## DATA PROVIDED
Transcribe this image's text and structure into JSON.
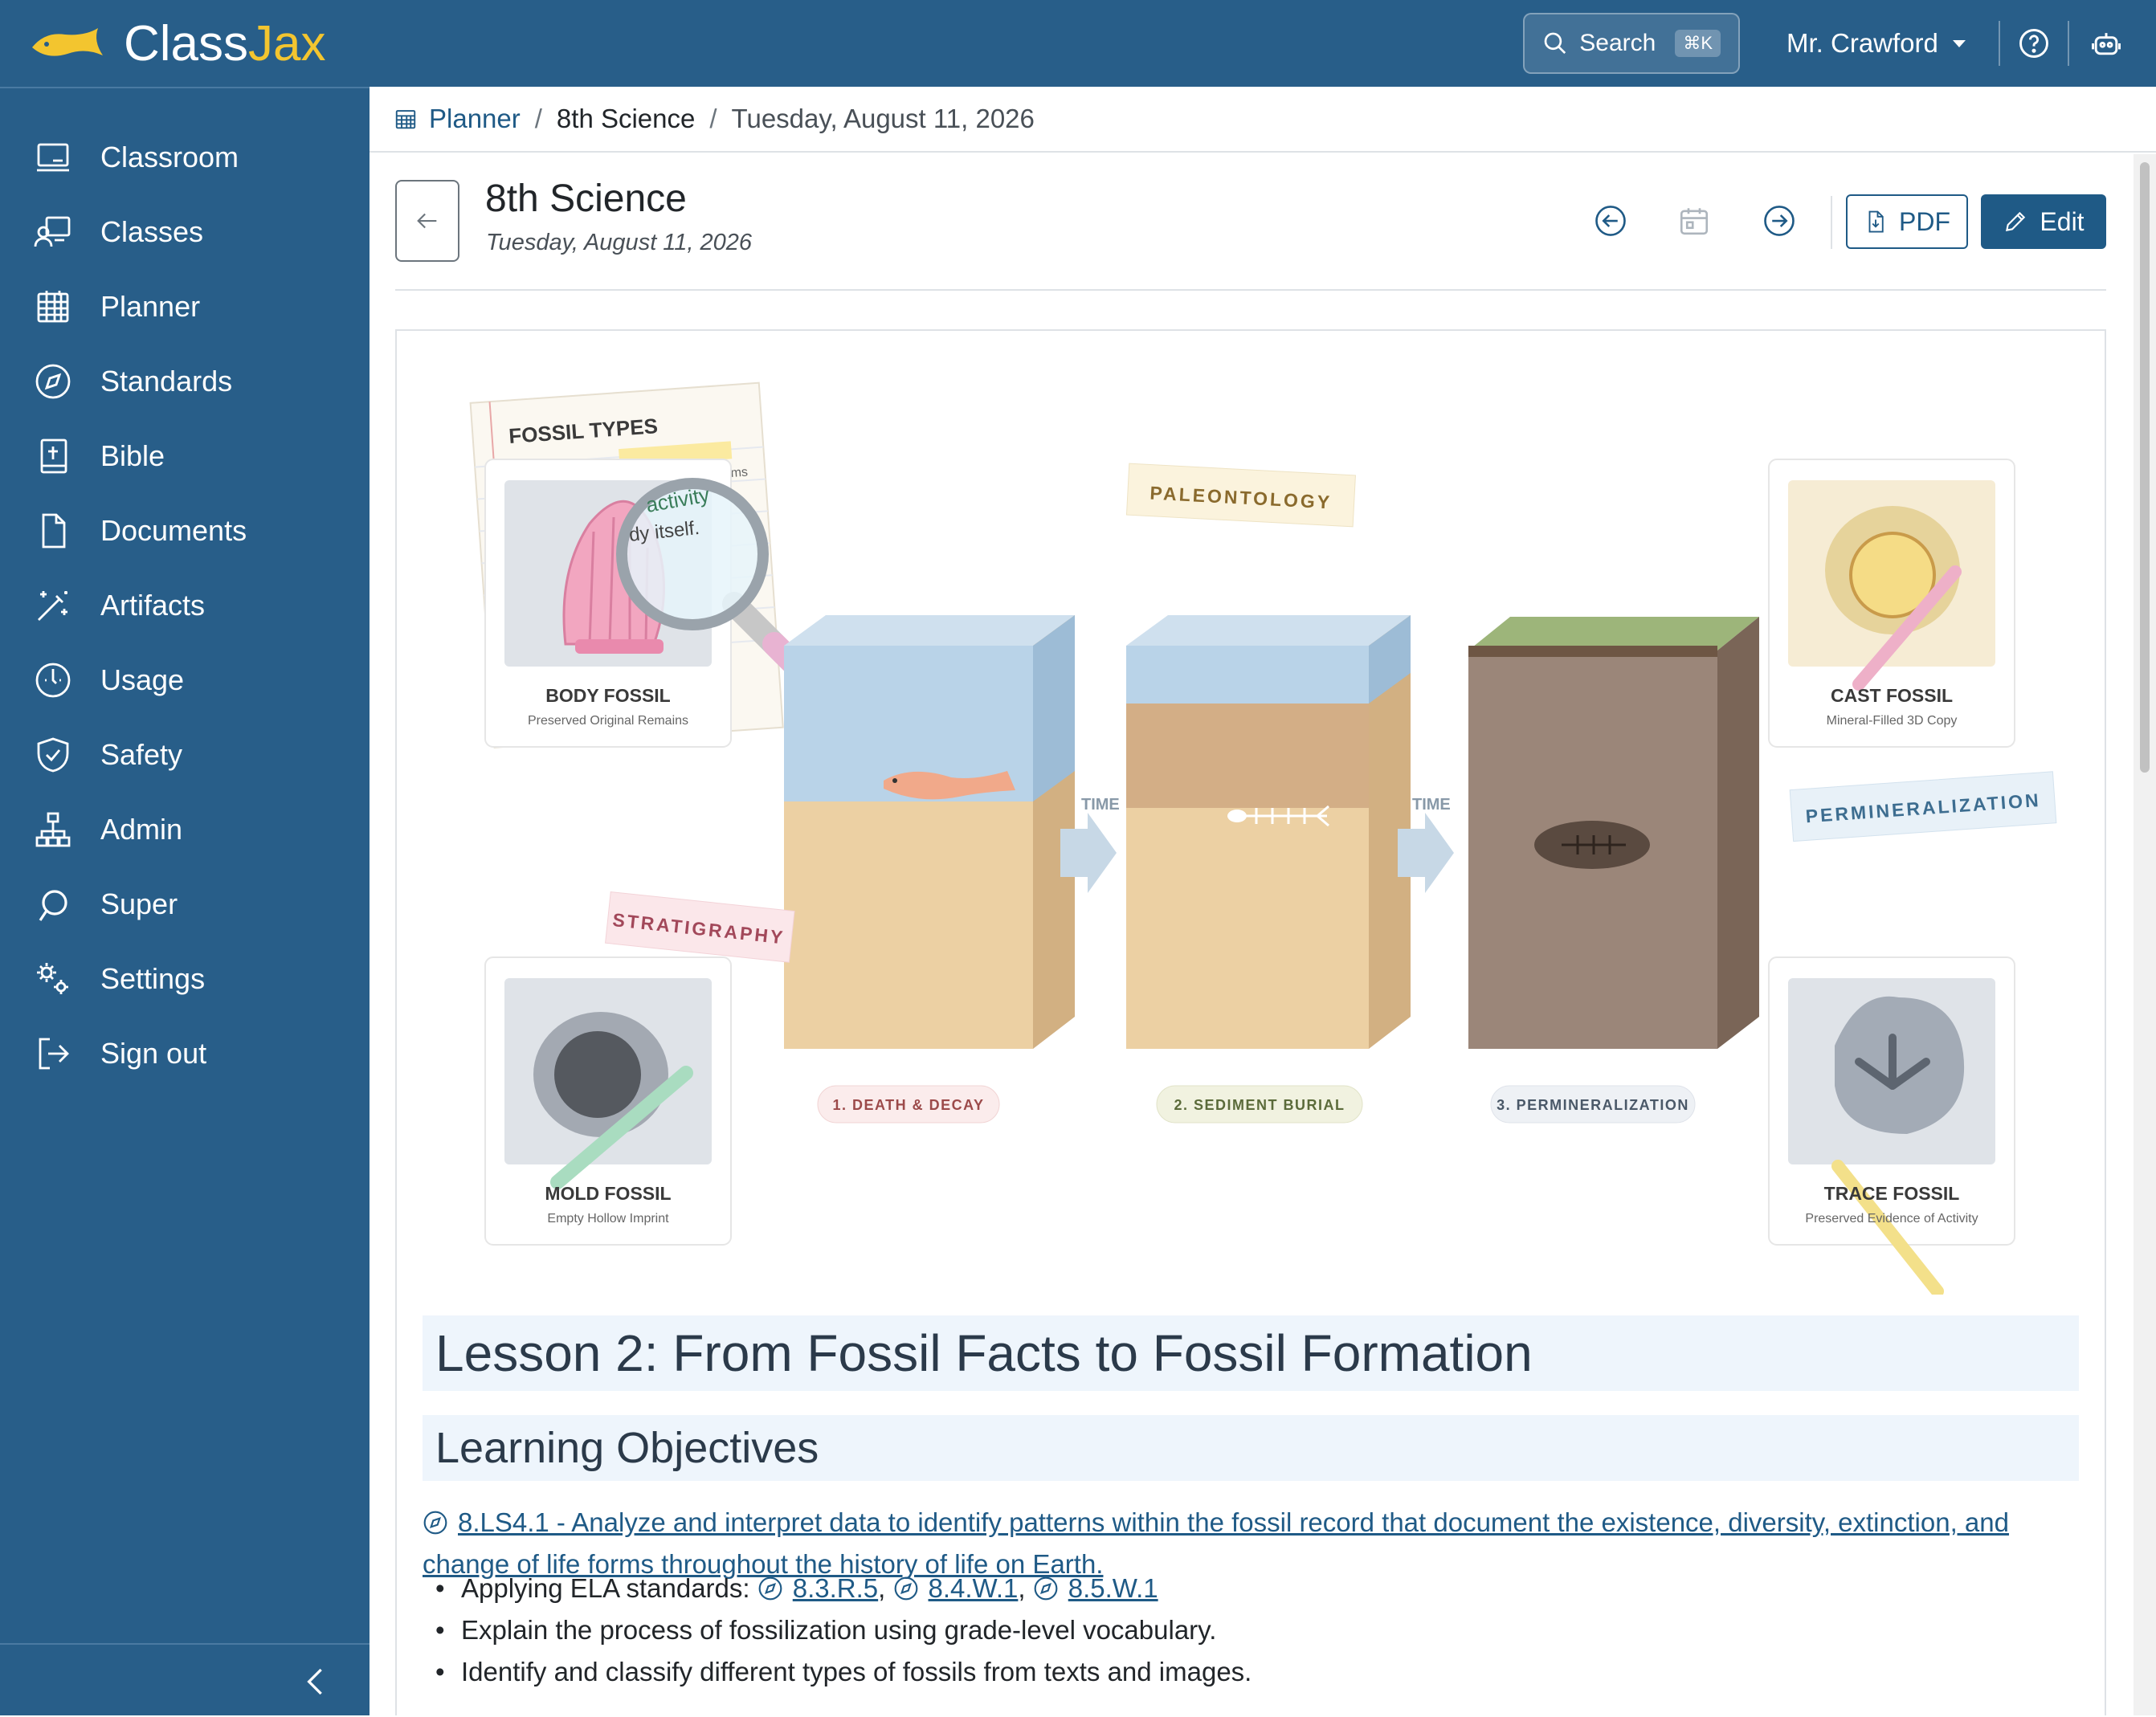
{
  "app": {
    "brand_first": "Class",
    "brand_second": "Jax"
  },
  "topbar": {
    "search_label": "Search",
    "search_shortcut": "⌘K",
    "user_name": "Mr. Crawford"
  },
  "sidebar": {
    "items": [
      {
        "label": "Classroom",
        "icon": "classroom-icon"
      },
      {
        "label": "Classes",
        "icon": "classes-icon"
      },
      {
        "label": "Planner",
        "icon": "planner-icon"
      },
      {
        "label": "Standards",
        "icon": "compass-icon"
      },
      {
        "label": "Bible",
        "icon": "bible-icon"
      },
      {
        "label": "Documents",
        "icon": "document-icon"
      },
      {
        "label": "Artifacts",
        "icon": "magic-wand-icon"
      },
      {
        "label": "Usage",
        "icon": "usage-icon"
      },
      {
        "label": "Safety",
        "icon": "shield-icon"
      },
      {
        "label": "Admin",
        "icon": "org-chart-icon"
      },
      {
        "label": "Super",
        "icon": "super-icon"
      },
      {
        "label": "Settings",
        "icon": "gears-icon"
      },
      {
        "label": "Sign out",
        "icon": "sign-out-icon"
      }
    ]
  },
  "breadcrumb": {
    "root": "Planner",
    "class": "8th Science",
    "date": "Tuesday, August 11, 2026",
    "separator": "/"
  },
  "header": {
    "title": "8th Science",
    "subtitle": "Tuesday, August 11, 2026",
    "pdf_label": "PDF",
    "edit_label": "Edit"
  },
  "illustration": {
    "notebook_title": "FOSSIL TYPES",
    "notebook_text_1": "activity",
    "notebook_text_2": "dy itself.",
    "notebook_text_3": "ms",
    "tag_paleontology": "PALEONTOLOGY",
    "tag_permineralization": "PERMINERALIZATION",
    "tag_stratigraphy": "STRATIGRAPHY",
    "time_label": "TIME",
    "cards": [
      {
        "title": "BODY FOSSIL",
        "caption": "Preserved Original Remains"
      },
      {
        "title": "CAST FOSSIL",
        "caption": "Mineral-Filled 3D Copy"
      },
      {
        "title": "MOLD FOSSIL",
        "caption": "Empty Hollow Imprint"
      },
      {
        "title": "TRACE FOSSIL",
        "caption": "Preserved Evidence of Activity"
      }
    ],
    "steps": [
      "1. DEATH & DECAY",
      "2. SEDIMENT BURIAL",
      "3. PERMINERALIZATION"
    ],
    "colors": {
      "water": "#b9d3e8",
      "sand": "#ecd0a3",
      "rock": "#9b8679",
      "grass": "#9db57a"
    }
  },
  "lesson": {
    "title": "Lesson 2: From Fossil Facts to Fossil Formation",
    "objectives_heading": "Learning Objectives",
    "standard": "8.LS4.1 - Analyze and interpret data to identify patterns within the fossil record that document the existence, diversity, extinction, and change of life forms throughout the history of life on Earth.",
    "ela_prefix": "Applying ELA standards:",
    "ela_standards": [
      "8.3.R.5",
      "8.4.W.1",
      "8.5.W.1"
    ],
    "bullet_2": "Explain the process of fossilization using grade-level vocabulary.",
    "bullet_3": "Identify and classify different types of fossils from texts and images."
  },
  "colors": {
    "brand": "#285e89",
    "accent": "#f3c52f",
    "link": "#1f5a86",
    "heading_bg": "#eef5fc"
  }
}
...
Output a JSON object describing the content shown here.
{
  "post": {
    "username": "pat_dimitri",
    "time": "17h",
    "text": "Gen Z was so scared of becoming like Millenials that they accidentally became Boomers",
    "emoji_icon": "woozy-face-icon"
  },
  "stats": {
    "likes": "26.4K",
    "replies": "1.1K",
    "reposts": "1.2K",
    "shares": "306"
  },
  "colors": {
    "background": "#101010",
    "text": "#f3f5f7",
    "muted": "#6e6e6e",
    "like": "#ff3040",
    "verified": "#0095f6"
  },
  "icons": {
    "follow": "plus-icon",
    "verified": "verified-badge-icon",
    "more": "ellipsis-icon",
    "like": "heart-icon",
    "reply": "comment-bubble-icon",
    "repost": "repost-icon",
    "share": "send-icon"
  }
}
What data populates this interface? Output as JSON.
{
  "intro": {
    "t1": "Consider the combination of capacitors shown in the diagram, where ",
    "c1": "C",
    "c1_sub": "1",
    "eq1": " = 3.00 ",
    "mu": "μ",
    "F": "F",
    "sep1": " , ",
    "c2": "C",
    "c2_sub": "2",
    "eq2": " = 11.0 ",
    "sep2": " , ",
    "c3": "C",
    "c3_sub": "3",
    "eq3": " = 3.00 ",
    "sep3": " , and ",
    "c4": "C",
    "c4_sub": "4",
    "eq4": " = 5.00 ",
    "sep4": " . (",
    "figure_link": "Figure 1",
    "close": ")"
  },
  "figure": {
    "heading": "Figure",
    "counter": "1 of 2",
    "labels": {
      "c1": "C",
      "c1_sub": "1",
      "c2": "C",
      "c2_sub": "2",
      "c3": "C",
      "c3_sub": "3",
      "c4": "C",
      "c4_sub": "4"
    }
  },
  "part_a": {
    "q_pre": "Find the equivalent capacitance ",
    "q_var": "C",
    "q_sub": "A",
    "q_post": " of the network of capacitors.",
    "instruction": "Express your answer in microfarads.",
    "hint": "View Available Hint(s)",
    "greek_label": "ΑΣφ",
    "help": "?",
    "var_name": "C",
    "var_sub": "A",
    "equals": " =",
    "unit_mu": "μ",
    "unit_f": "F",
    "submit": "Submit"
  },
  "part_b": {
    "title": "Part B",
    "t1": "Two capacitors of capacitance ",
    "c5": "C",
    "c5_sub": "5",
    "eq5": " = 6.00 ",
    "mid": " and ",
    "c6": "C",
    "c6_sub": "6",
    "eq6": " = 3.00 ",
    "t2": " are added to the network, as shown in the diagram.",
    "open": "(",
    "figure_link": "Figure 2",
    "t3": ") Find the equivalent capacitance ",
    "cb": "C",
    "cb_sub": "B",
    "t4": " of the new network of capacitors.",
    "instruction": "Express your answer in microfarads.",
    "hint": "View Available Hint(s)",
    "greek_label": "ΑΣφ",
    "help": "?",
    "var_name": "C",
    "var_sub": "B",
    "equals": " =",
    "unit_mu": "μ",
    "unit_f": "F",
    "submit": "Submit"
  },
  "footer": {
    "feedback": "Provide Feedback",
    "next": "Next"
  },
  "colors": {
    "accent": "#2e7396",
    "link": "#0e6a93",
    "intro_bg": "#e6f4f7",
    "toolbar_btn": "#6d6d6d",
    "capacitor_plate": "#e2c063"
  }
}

## THE REQUEST
What number of lines in the records contain the word "this"? Answer with that number alone.

## REPLY
2